# THE EXERCISE:
Only the number is wanted: how many lines of these entries contain the word "strade"?

## BEGIN

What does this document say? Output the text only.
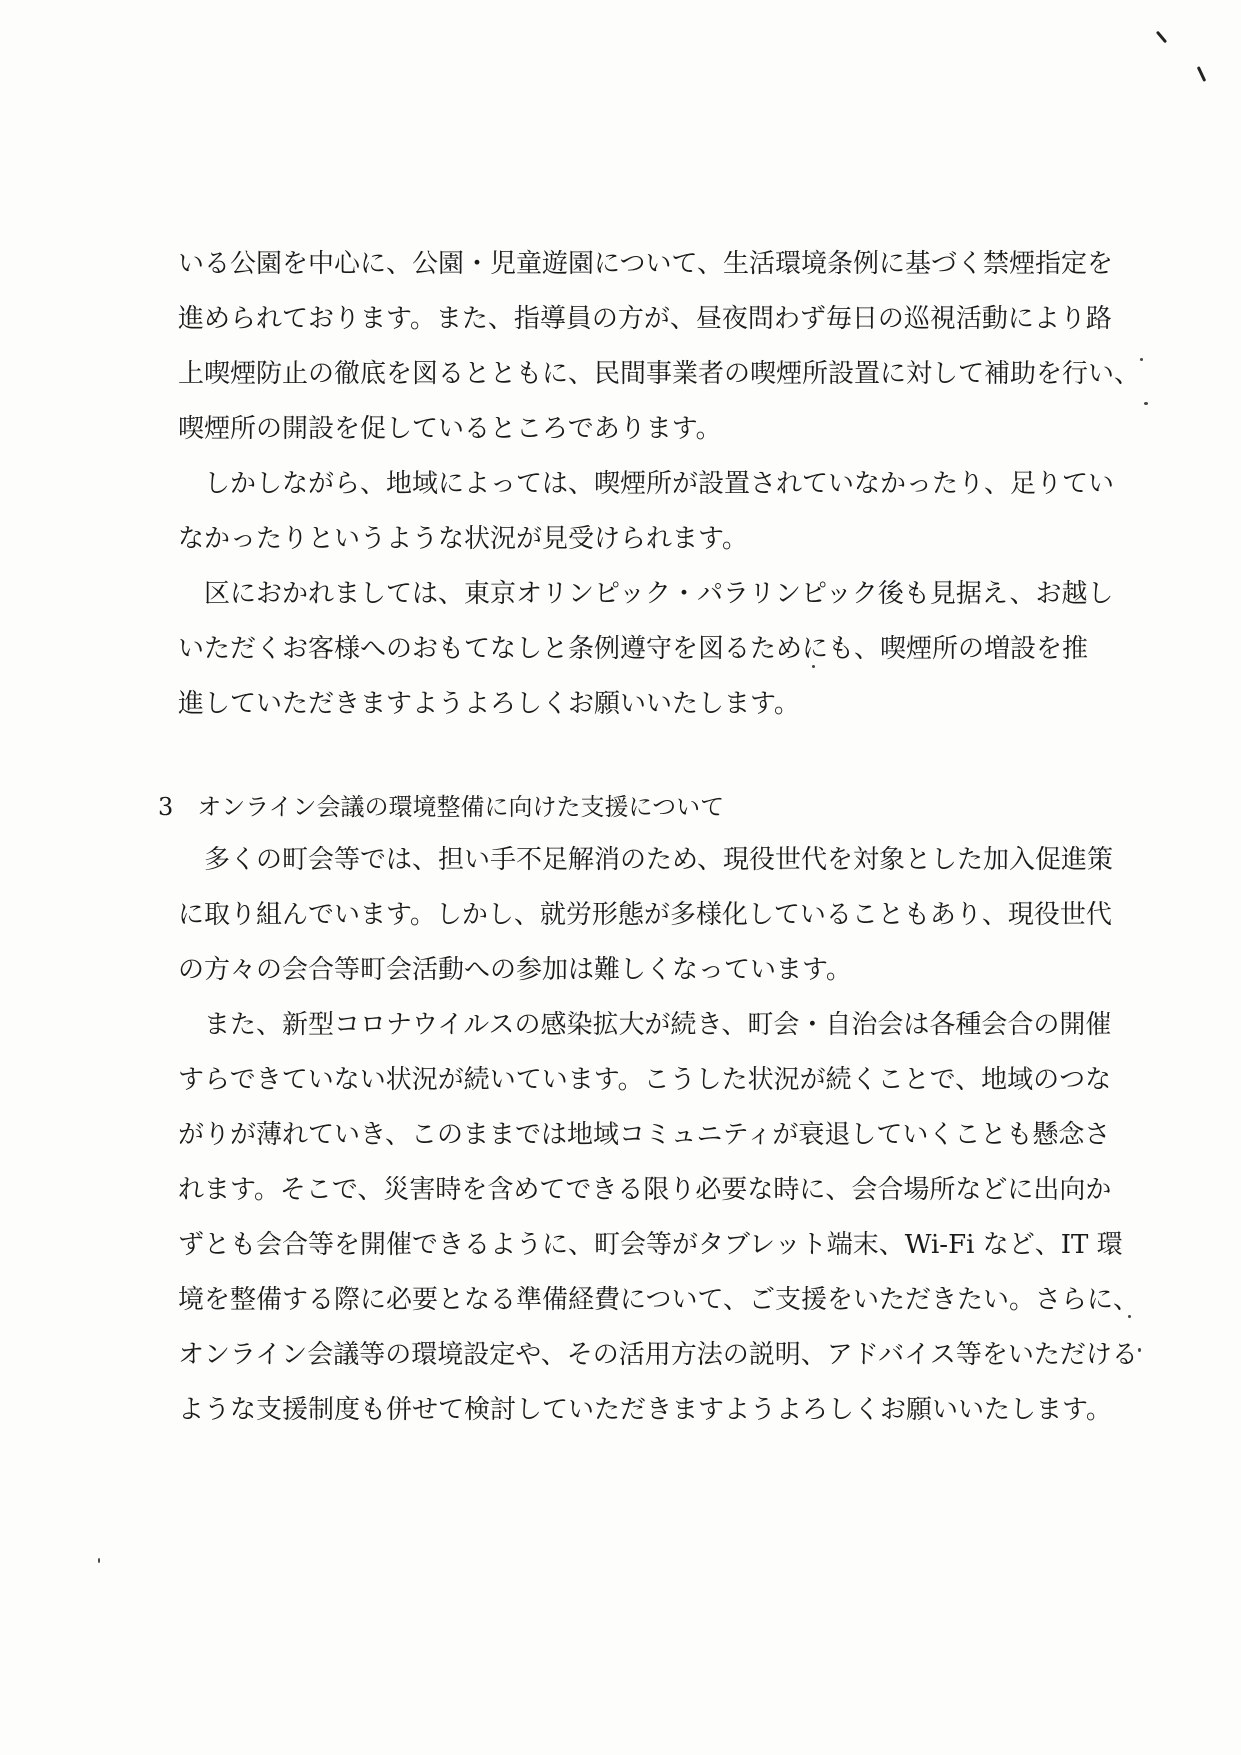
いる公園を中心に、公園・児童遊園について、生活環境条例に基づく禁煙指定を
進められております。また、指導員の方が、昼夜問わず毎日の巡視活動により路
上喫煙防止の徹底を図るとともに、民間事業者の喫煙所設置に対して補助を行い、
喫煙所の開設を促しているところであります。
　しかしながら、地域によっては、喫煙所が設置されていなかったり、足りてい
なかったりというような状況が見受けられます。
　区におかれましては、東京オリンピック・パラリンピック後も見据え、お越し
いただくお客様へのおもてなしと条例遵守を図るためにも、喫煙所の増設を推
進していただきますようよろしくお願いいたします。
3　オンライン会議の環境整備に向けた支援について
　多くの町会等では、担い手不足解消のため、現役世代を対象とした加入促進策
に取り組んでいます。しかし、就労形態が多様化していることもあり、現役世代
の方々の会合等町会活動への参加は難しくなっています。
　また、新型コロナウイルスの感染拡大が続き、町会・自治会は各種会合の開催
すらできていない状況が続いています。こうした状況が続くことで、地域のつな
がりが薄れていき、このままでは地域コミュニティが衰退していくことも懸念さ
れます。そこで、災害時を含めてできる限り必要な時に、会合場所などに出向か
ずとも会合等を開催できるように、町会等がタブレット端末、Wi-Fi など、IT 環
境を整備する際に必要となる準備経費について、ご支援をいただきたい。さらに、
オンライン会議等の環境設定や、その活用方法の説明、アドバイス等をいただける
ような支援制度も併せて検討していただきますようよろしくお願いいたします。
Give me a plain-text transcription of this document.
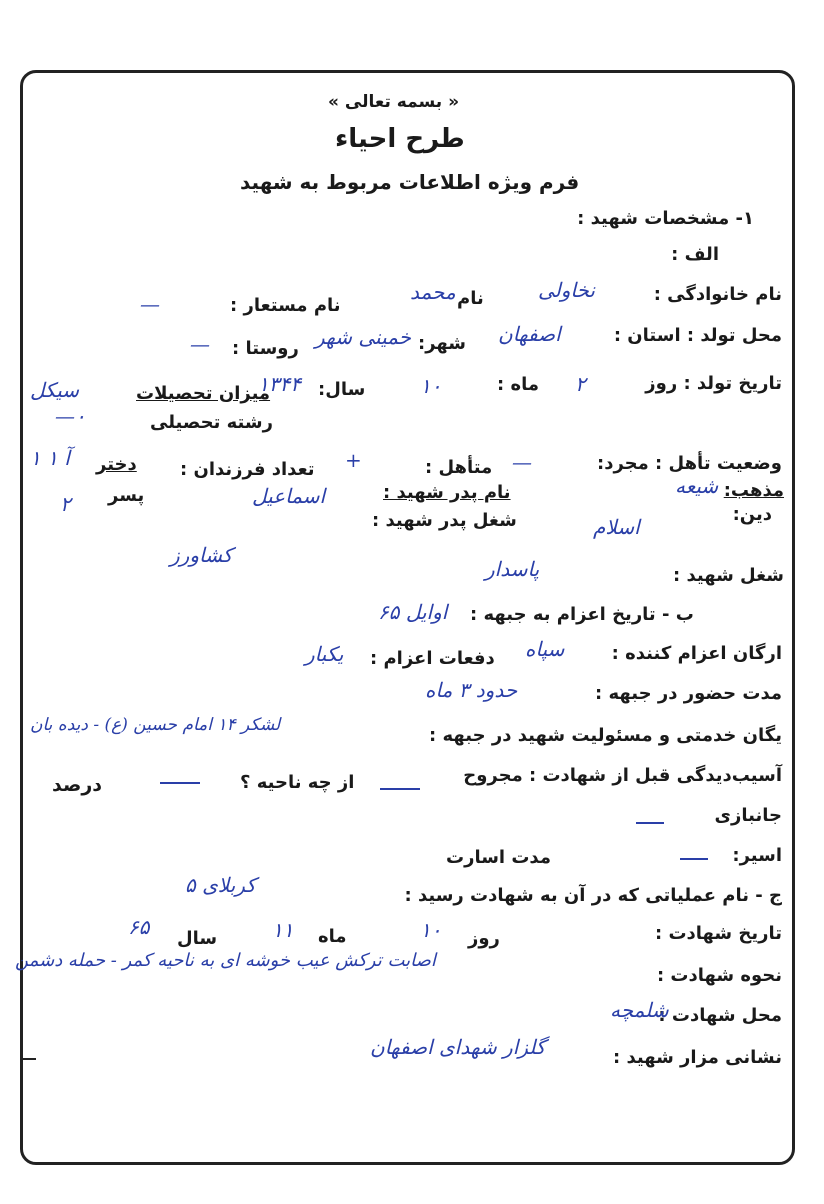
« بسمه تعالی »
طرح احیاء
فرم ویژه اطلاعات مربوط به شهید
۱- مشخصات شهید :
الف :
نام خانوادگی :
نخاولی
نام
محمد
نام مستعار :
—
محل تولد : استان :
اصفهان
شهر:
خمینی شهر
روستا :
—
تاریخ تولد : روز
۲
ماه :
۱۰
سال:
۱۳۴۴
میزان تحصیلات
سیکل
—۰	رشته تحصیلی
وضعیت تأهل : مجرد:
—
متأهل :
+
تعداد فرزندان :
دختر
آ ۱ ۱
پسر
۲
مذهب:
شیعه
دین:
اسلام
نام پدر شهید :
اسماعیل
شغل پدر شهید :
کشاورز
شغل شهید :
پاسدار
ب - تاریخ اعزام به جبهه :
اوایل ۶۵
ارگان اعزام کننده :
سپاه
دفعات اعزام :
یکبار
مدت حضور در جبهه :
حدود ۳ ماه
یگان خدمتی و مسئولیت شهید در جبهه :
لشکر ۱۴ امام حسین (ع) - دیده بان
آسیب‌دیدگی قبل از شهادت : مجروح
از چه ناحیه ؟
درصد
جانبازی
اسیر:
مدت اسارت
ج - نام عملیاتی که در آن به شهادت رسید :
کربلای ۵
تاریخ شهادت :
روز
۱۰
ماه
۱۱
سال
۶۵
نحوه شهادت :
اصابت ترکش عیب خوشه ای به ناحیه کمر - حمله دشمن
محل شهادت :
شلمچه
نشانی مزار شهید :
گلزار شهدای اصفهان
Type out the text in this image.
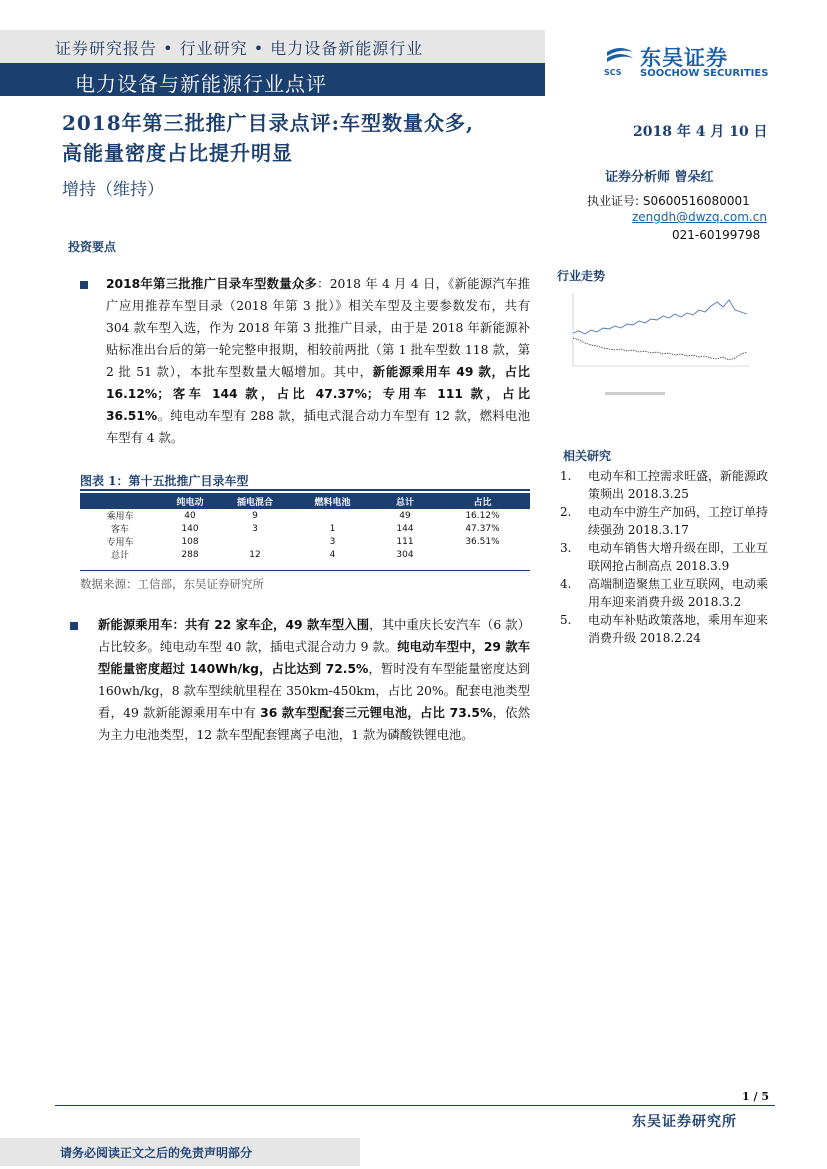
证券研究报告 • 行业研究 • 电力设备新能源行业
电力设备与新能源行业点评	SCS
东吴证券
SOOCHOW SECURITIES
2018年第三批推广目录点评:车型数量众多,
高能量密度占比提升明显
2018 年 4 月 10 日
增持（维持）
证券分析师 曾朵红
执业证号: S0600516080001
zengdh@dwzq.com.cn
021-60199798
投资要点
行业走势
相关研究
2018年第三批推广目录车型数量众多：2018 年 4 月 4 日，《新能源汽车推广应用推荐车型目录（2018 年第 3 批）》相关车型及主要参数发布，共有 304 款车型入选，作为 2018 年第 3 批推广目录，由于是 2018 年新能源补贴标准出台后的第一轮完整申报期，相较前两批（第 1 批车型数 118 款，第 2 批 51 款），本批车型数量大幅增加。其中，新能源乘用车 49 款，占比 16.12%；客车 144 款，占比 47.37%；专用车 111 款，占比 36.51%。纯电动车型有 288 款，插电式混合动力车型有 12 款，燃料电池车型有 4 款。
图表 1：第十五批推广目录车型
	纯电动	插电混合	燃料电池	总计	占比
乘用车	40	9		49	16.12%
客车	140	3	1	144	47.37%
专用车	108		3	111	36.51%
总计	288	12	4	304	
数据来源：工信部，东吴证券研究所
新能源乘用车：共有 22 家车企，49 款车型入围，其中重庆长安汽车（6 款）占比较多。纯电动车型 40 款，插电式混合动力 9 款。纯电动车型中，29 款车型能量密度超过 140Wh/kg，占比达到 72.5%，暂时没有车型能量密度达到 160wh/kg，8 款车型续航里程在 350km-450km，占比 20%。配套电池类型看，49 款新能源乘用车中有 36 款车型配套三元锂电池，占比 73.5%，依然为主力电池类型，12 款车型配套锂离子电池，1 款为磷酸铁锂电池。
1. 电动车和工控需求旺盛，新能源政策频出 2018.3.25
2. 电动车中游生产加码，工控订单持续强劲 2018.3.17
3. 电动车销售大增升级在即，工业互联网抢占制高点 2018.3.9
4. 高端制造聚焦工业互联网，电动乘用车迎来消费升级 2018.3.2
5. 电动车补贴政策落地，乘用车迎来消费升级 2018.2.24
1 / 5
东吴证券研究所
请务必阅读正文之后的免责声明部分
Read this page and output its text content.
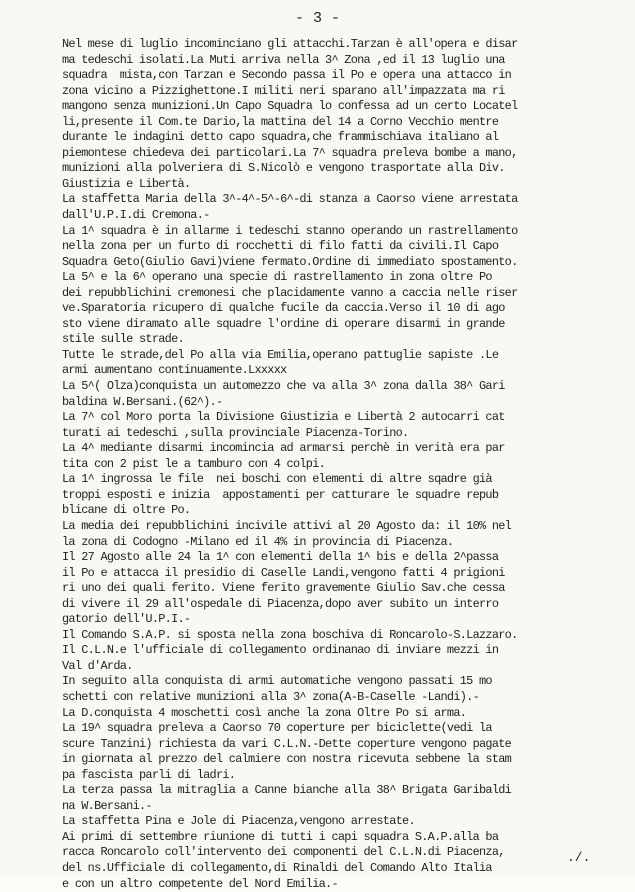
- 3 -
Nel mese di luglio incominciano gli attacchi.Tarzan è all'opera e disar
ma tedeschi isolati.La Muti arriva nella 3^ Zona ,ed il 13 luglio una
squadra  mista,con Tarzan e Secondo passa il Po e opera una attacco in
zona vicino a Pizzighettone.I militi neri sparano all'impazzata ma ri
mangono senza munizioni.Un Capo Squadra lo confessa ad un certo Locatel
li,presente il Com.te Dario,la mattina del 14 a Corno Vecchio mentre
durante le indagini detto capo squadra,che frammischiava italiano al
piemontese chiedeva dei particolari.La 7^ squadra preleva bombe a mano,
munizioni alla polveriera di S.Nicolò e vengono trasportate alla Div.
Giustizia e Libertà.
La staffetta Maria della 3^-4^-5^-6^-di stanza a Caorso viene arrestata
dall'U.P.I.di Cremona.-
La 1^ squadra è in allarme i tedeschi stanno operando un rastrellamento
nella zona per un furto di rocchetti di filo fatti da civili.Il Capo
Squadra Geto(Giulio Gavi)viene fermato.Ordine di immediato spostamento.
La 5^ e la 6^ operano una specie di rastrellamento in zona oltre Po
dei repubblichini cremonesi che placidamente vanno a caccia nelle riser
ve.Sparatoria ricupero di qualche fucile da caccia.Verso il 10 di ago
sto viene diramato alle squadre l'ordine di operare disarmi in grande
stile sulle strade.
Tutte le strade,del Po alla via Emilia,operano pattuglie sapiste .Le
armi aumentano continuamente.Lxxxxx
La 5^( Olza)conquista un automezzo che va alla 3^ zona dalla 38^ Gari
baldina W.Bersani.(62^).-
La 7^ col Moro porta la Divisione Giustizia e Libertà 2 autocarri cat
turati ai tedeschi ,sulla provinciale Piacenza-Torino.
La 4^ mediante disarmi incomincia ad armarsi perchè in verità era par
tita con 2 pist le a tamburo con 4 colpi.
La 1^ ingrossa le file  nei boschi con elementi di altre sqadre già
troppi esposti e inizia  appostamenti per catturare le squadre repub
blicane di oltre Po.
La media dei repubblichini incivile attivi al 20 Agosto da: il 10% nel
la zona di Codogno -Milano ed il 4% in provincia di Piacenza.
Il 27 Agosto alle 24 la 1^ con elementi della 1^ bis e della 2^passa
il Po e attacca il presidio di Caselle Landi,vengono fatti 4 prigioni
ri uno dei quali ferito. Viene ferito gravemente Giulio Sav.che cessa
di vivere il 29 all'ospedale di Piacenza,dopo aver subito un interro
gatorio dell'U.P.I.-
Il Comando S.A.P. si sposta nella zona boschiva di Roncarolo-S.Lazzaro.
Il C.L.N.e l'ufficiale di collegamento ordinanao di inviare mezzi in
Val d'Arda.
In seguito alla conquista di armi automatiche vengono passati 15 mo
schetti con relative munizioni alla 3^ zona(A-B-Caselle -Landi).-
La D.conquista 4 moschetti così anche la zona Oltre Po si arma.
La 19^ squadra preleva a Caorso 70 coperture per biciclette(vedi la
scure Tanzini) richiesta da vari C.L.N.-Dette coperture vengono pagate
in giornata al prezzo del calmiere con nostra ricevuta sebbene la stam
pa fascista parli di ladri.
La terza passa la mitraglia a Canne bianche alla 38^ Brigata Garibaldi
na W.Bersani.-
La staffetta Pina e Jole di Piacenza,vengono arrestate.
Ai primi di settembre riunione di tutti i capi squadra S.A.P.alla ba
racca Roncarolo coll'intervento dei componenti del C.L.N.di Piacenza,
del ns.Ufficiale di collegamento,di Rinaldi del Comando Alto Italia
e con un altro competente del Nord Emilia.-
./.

## END

# ANSWER IN FULL:
2